• **What the task asks**
Scan the lines below; pull out those with "etiologi".

(Rendered page images)
——————————
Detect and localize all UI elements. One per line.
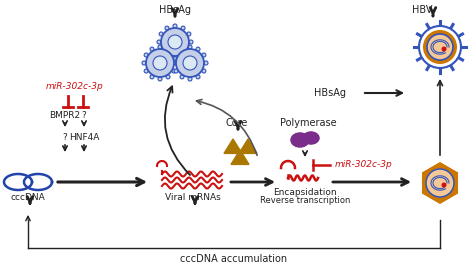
Circle shape [168,35,182,49]
Circle shape [180,47,184,51]
Circle shape [165,26,169,30]
Text: Polymerase: Polymerase [280,118,337,128]
Circle shape [423,30,457,64]
Circle shape [173,24,177,28]
Text: miR-302c-3p: miR-302c-3p [335,160,393,169]
Circle shape [426,169,454,197]
Circle shape [419,26,461,68]
Text: cccDNA accumulation: cccDNA accumulation [181,254,288,264]
Circle shape [427,34,453,60]
Text: HBsAg: HBsAg [159,5,191,15]
Text: BMPR2: BMPR2 [49,111,81,120]
Circle shape [204,61,208,65]
Circle shape [174,61,178,65]
Circle shape [153,56,167,70]
Text: HBsAg: HBsAg [314,88,346,98]
Circle shape [146,49,174,77]
Polygon shape [224,139,242,153]
Polygon shape [291,133,309,147]
Circle shape [173,56,177,60]
Circle shape [174,69,178,73]
Polygon shape [303,132,319,144]
Circle shape [165,54,169,58]
Circle shape [188,45,192,49]
Circle shape [196,47,200,51]
Text: ?: ? [82,111,86,120]
Circle shape [158,45,162,49]
Text: Encapsidation: Encapsidation [273,188,337,197]
Text: HBV: HBV [412,5,432,15]
Circle shape [166,75,170,79]
Text: Viral mRNAs: Viral mRNAs [165,193,221,202]
Circle shape [441,46,447,51]
Circle shape [159,48,163,52]
Circle shape [181,26,185,30]
Circle shape [161,28,189,56]
Circle shape [189,40,193,44]
FancyArrowPatch shape [165,86,190,175]
Circle shape [202,53,206,57]
Circle shape [183,56,197,70]
Circle shape [176,49,204,77]
Circle shape [188,77,192,81]
Circle shape [441,183,447,188]
Circle shape [150,47,154,51]
Circle shape [172,69,176,73]
Circle shape [159,32,163,36]
Polygon shape [239,139,257,153]
Circle shape [181,54,185,58]
Text: Reverse transcription: Reverse transcription [260,196,350,205]
Polygon shape [423,163,457,203]
Circle shape [174,53,178,57]
Circle shape [142,61,146,65]
Circle shape [158,77,162,81]
Circle shape [166,47,170,51]
Circle shape [172,61,176,65]
Circle shape [150,75,154,79]
Circle shape [172,53,176,57]
Text: miR-302c-3p: miR-302c-3p [46,82,104,91]
Circle shape [187,32,191,36]
Circle shape [180,75,184,79]
Circle shape [157,40,161,44]
FancyArrowPatch shape [197,100,257,155]
Circle shape [187,48,191,52]
Circle shape [196,75,200,79]
Circle shape [144,53,148,57]
Circle shape [202,69,206,73]
Text: ?: ? [63,133,67,142]
Text: cccDNA: cccDNA [10,193,46,202]
Circle shape [144,69,148,73]
Polygon shape [231,150,249,164]
Text: Core: Core [226,118,248,128]
Text: HNF4A: HNF4A [69,133,99,142]
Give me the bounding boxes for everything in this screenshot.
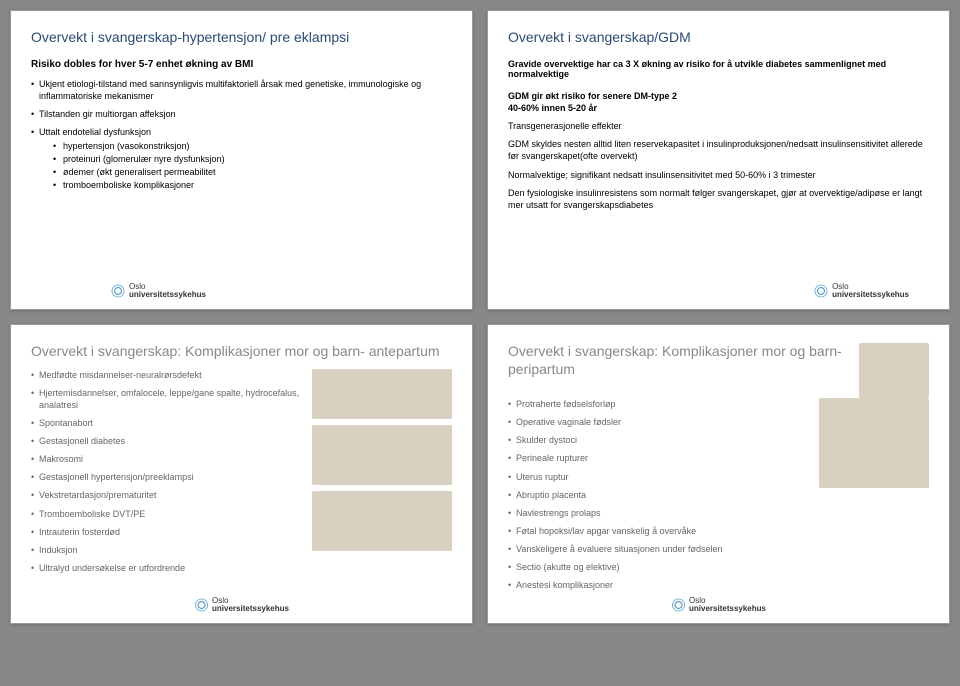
bullet-text: Uttalt endotelial dysfunksjon bbox=[39, 127, 151, 137]
list-item: Ultralyd undersøkelse er utfordrende bbox=[31, 562, 302, 574]
medical-image-icon bbox=[312, 491, 452, 551]
logo-text: Oslo universitetssykehus bbox=[212, 597, 289, 613]
slide2-p3: Normalvektige; signifikant nedsatt insul… bbox=[508, 170, 929, 182]
medical-image-icon bbox=[312, 425, 452, 485]
slide-2: Overvekt i svangerskap/GDM Gravide overv… bbox=[487, 10, 950, 310]
slide2-sub1: Gravide overvektige har ca 3 X økning av… bbox=[508, 59, 929, 79]
slide4-title: Overvekt i svangerskap: Komplikasjoner m… bbox=[508, 343, 849, 378]
slide2-sub2b: 40-60% innen 5-20 år bbox=[508, 103, 929, 113]
logo: Oslo universitetssykehus bbox=[194, 597, 289, 613]
slide2-title: Overvekt i svangerskap/GDM bbox=[508, 29, 929, 47]
list-item: Sectio (akutte og elektive) bbox=[508, 561, 809, 573]
slide1-subtitle: Risiko dobles for hver 5-7 enhet økning … bbox=[31, 59, 452, 70]
bullet-text: Ukjent etiologi-tilstand med sannsynligv… bbox=[39, 79, 421, 101]
slide-1: Overvekt i svangerskap-hypertensjon/ pre… bbox=[10, 10, 473, 310]
slide2-sub2a: GDM gir økt risiko for senere DM-type 2 bbox=[508, 91, 929, 101]
list-item: Tromboemboliske DVT/PE bbox=[31, 508, 302, 520]
sub-item: proteinuri (glomerulær nyre dysfunksjon) bbox=[53, 153, 452, 165]
list-item: Abruptio placenta bbox=[508, 489, 809, 501]
list-item: Hjertemisdannelser, omfalocele, leppe/ga… bbox=[31, 387, 302, 411]
list-item: Gestasjonell hypertensjon/preeklampsi bbox=[31, 471, 302, 483]
bullet-text: Tilstanden gir multiorgan affeksjon bbox=[39, 109, 176, 119]
logo-text: Oslo universitetssykehus bbox=[832, 283, 909, 299]
list-item: Tilstanden gir multiorgan affeksjon bbox=[31, 108, 452, 120]
logo: Oslo universitetssykehus bbox=[814, 283, 909, 299]
slide-grid: Overvekt i svangerskap-hypertensjon/ pre… bbox=[10, 10, 950, 624]
logo-line2: universitetssykehus bbox=[689, 605, 766, 613]
logo-line2: universitetssykehus bbox=[832, 291, 909, 299]
list-item: Gestasjonell diabetes bbox=[31, 435, 302, 447]
list-item: Spontanabort bbox=[31, 417, 302, 429]
list-item: Uttalt endotelial dysfunksjon hypertensj… bbox=[31, 126, 452, 192]
logo-line2: universitetssykehus bbox=[212, 605, 289, 613]
list-item: Skulder dystoci bbox=[508, 434, 809, 446]
logo-text: Oslo universitetssykehus bbox=[129, 283, 206, 299]
hospital-logo-icon bbox=[194, 598, 208, 612]
list-item: Makrosomi bbox=[31, 453, 302, 465]
sub-item: ødemer (økt generalisert permeabilitet bbox=[53, 166, 452, 178]
list-item: Navlestrengs prolaps bbox=[508, 507, 809, 519]
medical-image-icon bbox=[312, 369, 452, 419]
hospital-logo-icon bbox=[814, 284, 828, 298]
slide4-images bbox=[819, 398, 929, 598]
slide1-title: Overvekt i svangerskap-hypertensjon/ pre… bbox=[31, 29, 452, 47]
logo-text: Oslo universitetssykehus bbox=[689, 597, 766, 613]
slide-4: Overvekt i svangerskap: Komplikasjoner m… bbox=[487, 324, 950, 624]
slide1-list: Ukjent etiologi-tilstand med sannsynligv… bbox=[31, 78, 452, 198]
list-item: Operative vaginale fødsler bbox=[508, 416, 809, 428]
slide2-p2: GDM skyldes nesten alltid liten reservek… bbox=[508, 139, 929, 162]
slide-3: Overvekt i svangerskap: Komplikasjoner m… bbox=[10, 324, 473, 624]
logo: Oslo universitetssykehus bbox=[671, 597, 766, 613]
list-item: Ukjent etiologi-tilstand med sannsynligv… bbox=[31, 78, 452, 102]
sub-item: hypertensjon (vasokonstriksjon) bbox=[53, 140, 452, 152]
list-item: Perineale rupturer bbox=[508, 452, 809, 464]
slide4-list: Protraherte fødselsforløp Operative vagi… bbox=[508, 398, 809, 592]
sub-item: tromboemboliske komplikasjoner bbox=[53, 179, 452, 191]
slide2-p1: Transgenerasjonelle effekter bbox=[508, 121, 929, 133]
list-item: Intrauterin fosterdød bbox=[31, 526, 302, 538]
list-item: Uterus ruptur bbox=[508, 471, 809, 483]
list-item: Protraherte fødselsforløp bbox=[508, 398, 809, 410]
hospital-logo-icon bbox=[111, 284, 125, 298]
logo: Oslo universitetssykehus bbox=[111, 283, 206, 299]
list-item: Anestesi komplikasjoner bbox=[508, 579, 809, 591]
logo-line2: universitetssykehus bbox=[129, 291, 206, 299]
slide3-images bbox=[312, 369, 452, 581]
hospital-logo-icon bbox=[671, 598, 685, 612]
list-item: Føtal hopoksi/lav apgar vanskelig å over… bbox=[508, 525, 809, 537]
list-item: Vanskeligere å evaluere situasjonen unde… bbox=[508, 543, 809, 555]
list-item: Medfødte misdannelser-neuralrørsdefekt bbox=[31, 369, 302, 381]
list-item: Induksjon bbox=[31, 544, 302, 556]
list-item: Vekstretardasjon/prematuritet bbox=[31, 489, 302, 501]
sub-list: hypertensjon (vasokonstriksjon) proteinu… bbox=[39, 140, 452, 192]
medical-image-icon bbox=[819, 398, 929, 488]
slide3-title: Overvekt i svangerskap: Komplikasjoner m… bbox=[31, 343, 452, 361]
slide3-list: Medfødte misdannelser-neuralrørsdefekt H… bbox=[31, 369, 302, 575]
medical-image-icon bbox=[859, 343, 929, 398]
slide2-p4: Den fysiologiske insulinresistens som no… bbox=[508, 188, 929, 211]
——————————
• **Output for this task**
bullet-text: Ukjent etiologi-tilstand med sannsynligv… bbox=[39, 79, 421, 101]
slide1-list: Ukjent etiologi-tilstand med sannsynligv… bbox=[31, 78, 452, 198]
list-item: Ukjent etiologi-tilstand med sannsynligv… bbox=[31, 78, 452, 102]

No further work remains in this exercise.